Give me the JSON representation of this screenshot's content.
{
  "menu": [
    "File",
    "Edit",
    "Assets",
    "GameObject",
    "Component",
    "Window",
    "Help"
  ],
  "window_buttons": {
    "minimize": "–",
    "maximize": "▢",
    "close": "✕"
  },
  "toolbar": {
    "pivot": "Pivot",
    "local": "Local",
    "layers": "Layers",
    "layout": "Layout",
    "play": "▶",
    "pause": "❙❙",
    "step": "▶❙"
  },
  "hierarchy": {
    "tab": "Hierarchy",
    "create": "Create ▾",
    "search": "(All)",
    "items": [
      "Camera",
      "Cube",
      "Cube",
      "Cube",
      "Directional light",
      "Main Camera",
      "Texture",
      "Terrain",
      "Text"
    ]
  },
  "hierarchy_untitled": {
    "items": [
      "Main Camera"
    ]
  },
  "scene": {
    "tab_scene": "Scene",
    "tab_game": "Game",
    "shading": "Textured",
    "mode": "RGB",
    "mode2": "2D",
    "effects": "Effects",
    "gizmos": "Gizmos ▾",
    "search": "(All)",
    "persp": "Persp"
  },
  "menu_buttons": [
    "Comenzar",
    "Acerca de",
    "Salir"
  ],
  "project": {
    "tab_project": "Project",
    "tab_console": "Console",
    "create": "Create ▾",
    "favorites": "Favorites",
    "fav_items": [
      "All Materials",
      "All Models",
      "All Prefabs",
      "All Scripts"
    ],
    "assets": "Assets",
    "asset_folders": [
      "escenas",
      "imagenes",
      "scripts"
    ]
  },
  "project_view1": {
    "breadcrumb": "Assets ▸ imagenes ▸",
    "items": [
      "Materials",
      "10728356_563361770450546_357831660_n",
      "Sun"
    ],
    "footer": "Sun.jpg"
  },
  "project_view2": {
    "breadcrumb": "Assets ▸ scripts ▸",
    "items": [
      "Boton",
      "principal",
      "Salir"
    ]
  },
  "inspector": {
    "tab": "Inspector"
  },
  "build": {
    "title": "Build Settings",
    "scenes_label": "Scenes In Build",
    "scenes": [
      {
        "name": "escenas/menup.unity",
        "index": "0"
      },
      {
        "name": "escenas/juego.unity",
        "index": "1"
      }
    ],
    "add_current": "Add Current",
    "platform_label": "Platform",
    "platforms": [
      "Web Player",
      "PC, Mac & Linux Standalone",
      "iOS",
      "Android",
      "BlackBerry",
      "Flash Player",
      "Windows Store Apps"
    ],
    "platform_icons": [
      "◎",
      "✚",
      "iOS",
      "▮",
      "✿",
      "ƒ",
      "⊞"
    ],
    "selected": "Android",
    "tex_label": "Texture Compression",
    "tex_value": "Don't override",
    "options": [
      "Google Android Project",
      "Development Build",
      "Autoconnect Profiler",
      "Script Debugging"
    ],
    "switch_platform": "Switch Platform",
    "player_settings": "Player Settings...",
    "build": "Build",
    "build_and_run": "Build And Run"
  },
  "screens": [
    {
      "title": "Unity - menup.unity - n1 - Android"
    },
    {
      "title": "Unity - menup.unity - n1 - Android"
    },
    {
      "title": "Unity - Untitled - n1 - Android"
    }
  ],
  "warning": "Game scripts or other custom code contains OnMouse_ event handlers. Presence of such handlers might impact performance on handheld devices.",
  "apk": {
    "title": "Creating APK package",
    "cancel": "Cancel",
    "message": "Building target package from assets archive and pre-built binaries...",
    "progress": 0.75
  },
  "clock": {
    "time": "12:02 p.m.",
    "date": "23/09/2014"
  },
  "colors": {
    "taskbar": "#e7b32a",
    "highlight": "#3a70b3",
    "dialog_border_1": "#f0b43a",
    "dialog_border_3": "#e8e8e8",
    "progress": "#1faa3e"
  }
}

◇ ◇ ◇ ◇ ◇ ◇ ◇

Bring together all lines in the records where the word "Player" is found.

**TASK RESPONSE:**
      "Web Player",
      "Flash Player",
    "player_settings": "Player Settings...",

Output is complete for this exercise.